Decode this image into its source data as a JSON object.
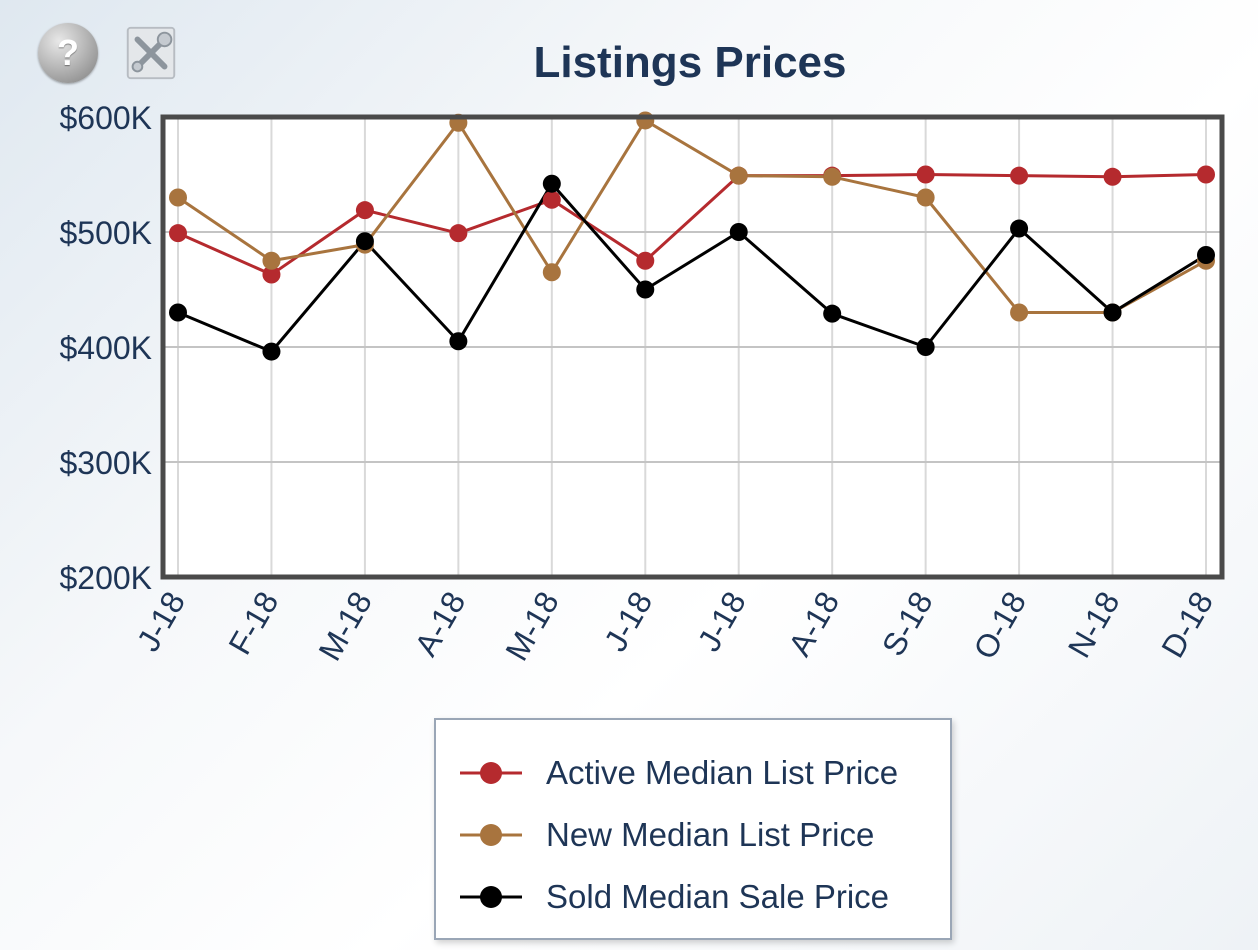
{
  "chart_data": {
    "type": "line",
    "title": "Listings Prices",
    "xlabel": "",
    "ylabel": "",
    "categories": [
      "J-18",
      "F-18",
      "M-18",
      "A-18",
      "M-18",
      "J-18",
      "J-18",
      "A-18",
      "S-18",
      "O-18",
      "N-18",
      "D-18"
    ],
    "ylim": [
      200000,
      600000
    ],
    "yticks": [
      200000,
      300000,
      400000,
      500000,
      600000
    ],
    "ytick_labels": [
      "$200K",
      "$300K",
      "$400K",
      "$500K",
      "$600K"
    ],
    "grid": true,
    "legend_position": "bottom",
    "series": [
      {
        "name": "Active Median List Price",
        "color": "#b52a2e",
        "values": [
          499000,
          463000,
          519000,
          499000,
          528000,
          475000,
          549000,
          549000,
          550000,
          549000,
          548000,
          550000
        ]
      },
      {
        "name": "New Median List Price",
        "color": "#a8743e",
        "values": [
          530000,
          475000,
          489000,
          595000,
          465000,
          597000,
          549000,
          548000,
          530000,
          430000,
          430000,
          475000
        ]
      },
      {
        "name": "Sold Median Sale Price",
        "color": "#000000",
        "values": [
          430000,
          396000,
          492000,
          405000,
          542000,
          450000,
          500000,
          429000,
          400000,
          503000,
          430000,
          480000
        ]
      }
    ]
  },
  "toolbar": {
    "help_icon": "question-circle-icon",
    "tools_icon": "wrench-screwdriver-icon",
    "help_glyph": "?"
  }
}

- [CHALLENGE] Repeat the records above exactly, leaving out any pictures they contain.

- [RESULT]
Decode this image into its source data as a JSON object.
{
  "chart_data": {
    "type": "line",
    "title": "Listings Prices",
    "xlabel": "",
    "ylabel": "",
    "categories": [
      "J-18",
      "F-18",
      "M-18",
      "A-18",
      "M-18",
      "J-18",
      "J-18",
      "A-18",
      "S-18",
      "O-18",
      "N-18",
      "D-18"
    ],
    "ylim": [
      200000,
      600000
    ],
    "yticks": [
      200000,
      300000,
      400000,
      500000,
      600000
    ],
    "ytick_labels": [
      "$200K",
      "$300K",
      "$400K",
      "$500K",
      "$600K"
    ],
    "grid": true,
    "legend_position": "bottom",
    "series": [
      {
        "name": "Active Median List Price",
        "color": "#b52a2e",
        "values": [
          499000,
          463000,
          519000,
          499000,
          528000,
          475000,
          549000,
          549000,
          550000,
          549000,
          548000,
          550000
        ]
      },
      {
        "name": "New Median List Price",
        "color": "#a8743e",
        "values": [
          530000,
          475000,
          489000,
          595000,
          465000,
          597000,
          549000,
          548000,
          530000,
          430000,
          430000,
          475000
        ]
      },
      {
        "name": "Sold Median Sale Price",
        "color": "#000000",
        "values": [
          430000,
          396000,
          492000,
          405000,
          542000,
          450000,
          500000,
          429000,
          400000,
          503000,
          430000,
          480000
        ]
      }
    ]
  },
  "toolbar": {
    "help_icon": "question-circle-icon",
    "tools_icon": "wrench-screwdriver-icon",
    "help_glyph": "?"
  }
}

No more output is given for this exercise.